Stored data entries
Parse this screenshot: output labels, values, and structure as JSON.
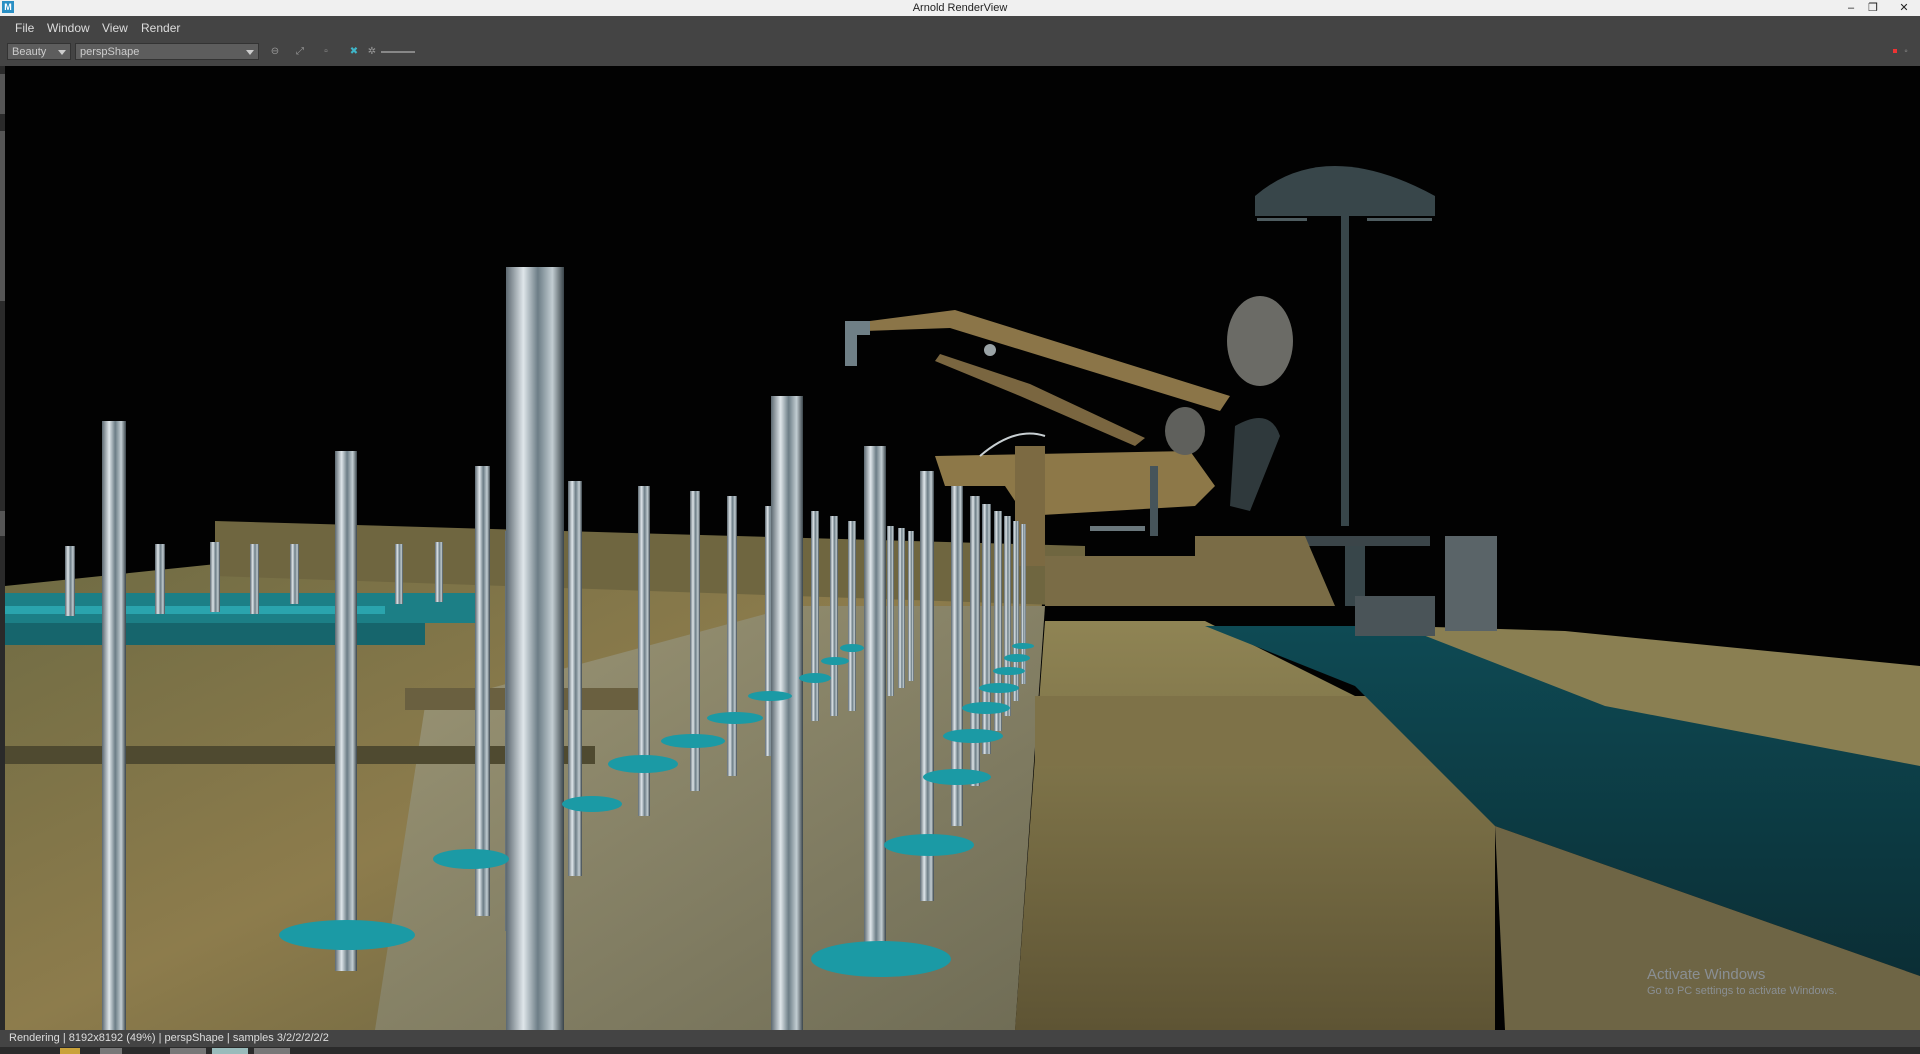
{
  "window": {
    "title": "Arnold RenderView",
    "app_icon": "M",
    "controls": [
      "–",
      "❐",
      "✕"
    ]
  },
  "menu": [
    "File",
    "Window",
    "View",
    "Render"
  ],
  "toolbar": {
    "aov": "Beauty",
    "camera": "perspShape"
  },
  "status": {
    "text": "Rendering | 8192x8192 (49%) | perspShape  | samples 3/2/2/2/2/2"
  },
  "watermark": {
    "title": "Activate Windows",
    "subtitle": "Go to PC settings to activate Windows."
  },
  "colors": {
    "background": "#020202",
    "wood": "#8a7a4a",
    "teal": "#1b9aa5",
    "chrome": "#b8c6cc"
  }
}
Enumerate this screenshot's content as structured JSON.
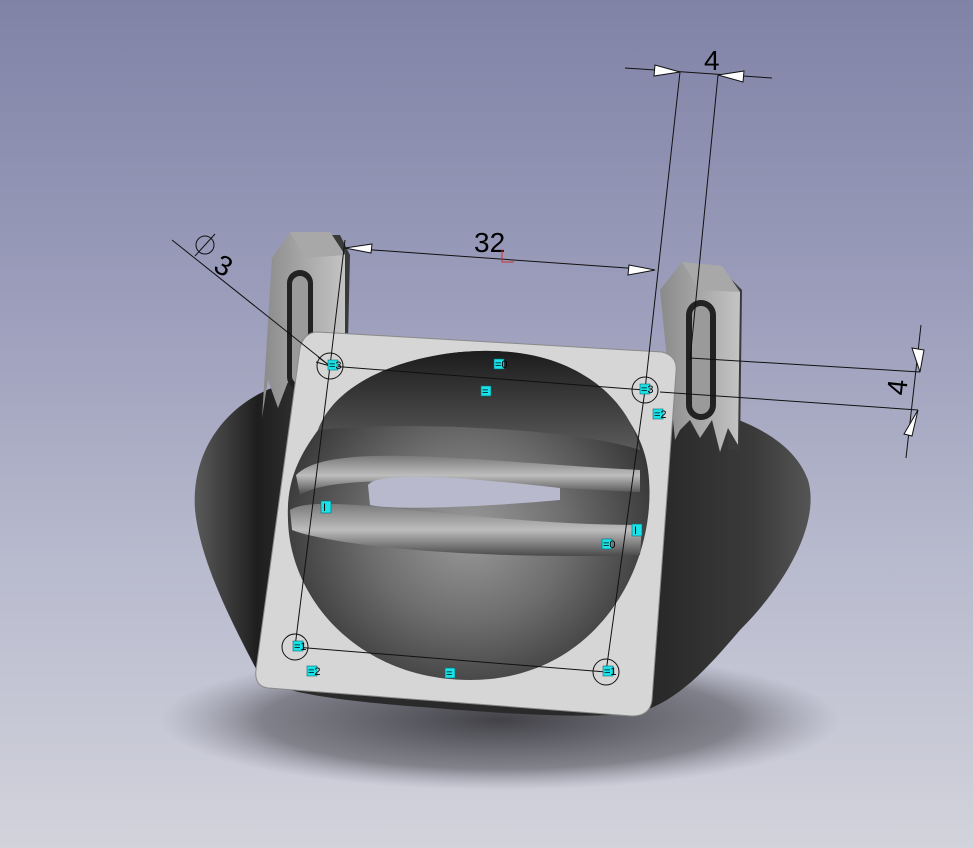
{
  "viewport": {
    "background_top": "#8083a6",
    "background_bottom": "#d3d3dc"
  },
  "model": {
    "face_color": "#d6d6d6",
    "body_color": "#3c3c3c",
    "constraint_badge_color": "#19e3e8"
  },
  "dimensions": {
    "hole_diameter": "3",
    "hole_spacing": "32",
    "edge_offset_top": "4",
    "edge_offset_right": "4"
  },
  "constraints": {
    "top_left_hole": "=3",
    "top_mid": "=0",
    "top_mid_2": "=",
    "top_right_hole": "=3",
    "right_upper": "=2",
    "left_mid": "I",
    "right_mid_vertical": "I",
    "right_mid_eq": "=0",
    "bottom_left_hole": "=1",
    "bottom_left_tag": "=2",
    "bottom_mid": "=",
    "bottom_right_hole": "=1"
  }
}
--
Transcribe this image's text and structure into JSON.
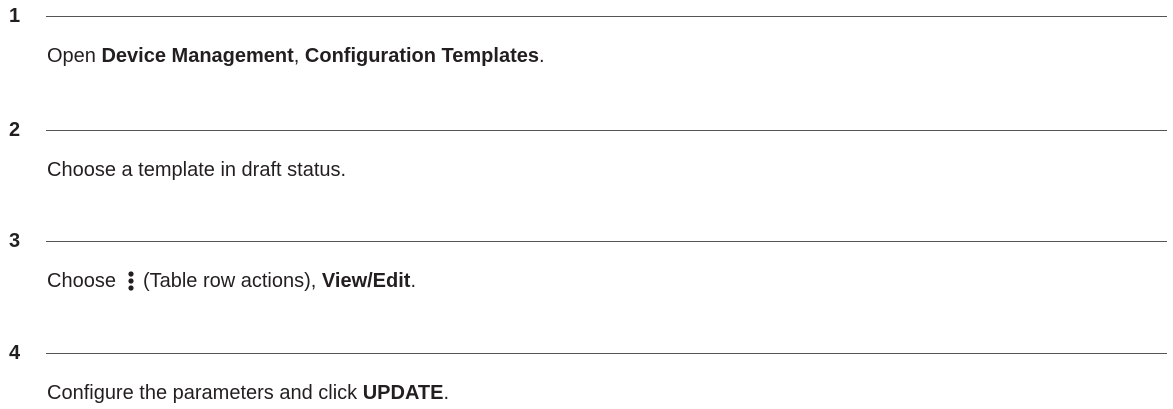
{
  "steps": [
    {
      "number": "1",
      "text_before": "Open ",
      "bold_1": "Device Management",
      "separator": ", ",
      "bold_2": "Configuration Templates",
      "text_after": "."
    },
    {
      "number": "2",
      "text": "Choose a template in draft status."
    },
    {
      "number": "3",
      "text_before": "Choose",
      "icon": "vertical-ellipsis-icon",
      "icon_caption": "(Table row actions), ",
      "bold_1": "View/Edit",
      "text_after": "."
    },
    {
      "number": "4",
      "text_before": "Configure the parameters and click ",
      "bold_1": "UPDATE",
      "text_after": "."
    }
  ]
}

WHAT IS EXPECTED |
From the data, list each line in which the string "JSON" appears.

RESULT OF THE EXERCISE |
Parse this screenshot: output labels, values, and structure as JSON.
Enumerate this screenshot's content as structured JSON.
Transcribe this image's text and structure into JSON.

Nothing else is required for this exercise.